[Source data]
>>>
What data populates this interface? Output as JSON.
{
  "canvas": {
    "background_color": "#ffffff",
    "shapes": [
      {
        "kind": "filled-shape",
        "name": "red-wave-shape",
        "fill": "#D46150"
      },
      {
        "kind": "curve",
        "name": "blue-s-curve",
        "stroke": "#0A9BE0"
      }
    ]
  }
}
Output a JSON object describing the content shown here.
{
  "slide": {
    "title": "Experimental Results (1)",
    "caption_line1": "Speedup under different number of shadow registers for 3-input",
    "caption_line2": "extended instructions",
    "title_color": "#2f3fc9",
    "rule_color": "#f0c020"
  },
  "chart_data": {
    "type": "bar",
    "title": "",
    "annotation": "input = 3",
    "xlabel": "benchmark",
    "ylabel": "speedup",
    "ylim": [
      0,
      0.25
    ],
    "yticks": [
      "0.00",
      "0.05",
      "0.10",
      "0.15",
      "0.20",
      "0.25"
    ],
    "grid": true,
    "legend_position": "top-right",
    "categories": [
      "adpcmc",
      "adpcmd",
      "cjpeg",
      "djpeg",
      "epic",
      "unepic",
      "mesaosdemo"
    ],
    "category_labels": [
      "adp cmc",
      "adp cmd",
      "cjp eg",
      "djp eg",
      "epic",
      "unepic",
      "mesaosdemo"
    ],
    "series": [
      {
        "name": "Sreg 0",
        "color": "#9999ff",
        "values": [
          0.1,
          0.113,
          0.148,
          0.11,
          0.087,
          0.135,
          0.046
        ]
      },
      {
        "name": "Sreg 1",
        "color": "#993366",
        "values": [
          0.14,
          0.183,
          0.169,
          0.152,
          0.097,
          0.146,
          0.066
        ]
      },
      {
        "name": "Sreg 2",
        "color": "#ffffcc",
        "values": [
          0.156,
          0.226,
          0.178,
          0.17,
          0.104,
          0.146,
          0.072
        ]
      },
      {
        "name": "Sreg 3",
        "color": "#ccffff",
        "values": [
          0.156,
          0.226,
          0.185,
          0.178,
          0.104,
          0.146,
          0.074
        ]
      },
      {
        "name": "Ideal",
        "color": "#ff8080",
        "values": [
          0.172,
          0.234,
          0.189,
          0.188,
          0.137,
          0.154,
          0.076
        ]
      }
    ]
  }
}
<<<
▸ WHAT YOU WILL DO:
Print out every record again, exactly and in full.

▸ RESULT FOR THIS EXERCISE:
What data populates this interface? Output as JSON.
{
  "canvas": {
    "background_color": "#ffffff",
    "shapes": [
      {
        "kind": "filled-shape",
        "name": "red-wave-shape",
        "fill": "#D46150"
      },
      {
        "kind": "curve",
        "name": "blue-s-curve",
        "stroke": "#0A9BE0"
      }
    ]
  }
}
Output a JSON object describing the content shown here.
{
  "slide": {
    "title": "Experimental Results (1)",
    "caption_line1": "Speedup under different number of shadow registers for 3-input",
    "caption_line2": "extended instructions",
    "title_color": "#2f3fc9",
    "rule_color": "#f0c020"
  },
  "chart_data": {
    "type": "bar",
    "title": "",
    "annotation": "input = 3",
    "xlabel": "benchmark",
    "ylabel": "speedup",
    "ylim": [
      0,
      0.25
    ],
    "yticks": [
      "0.00",
      "0.05",
      "0.10",
      "0.15",
      "0.20",
      "0.25"
    ],
    "grid": true,
    "legend_position": "top-right",
    "categories": [
      "adpcmc",
      "adpcmd",
      "cjpeg",
      "djpeg",
      "epic",
      "unepic",
      "mesaosdemo"
    ],
    "category_labels": [
      "adp cmc",
      "adp cmd",
      "cjp eg",
      "djp eg",
      "epic",
      "unepic",
      "mesaosdemo"
    ],
    "series": [
      {
        "name": "Sreg 0",
        "color": "#9999ff",
        "values": [
          0.1,
          0.113,
          0.148,
          0.11,
          0.087,
          0.135,
          0.046
        ]
      },
      {
        "name": "Sreg 1",
        "color": "#993366",
        "values": [
          0.14,
          0.183,
          0.169,
          0.152,
          0.097,
          0.146,
          0.066
        ]
      },
      {
        "name": "Sreg 2",
        "color": "#ffffcc",
        "values": [
          0.156,
          0.226,
          0.178,
          0.17,
          0.104,
          0.146,
          0.072
        ]
      },
      {
        "name": "Sreg 3",
        "color": "#ccffff",
        "values": [
          0.156,
          0.226,
          0.185,
          0.178,
          0.104,
          0.146,
          0.074
        ]
      },
      {
        "name": "Ideal",
        "color": "#ff8080",
        "values": [
          0.172,
          0.234,
          0.189,
          0.188,
          0.137,
          0.154,
          0.076
        ]
      }
    ]
  }
}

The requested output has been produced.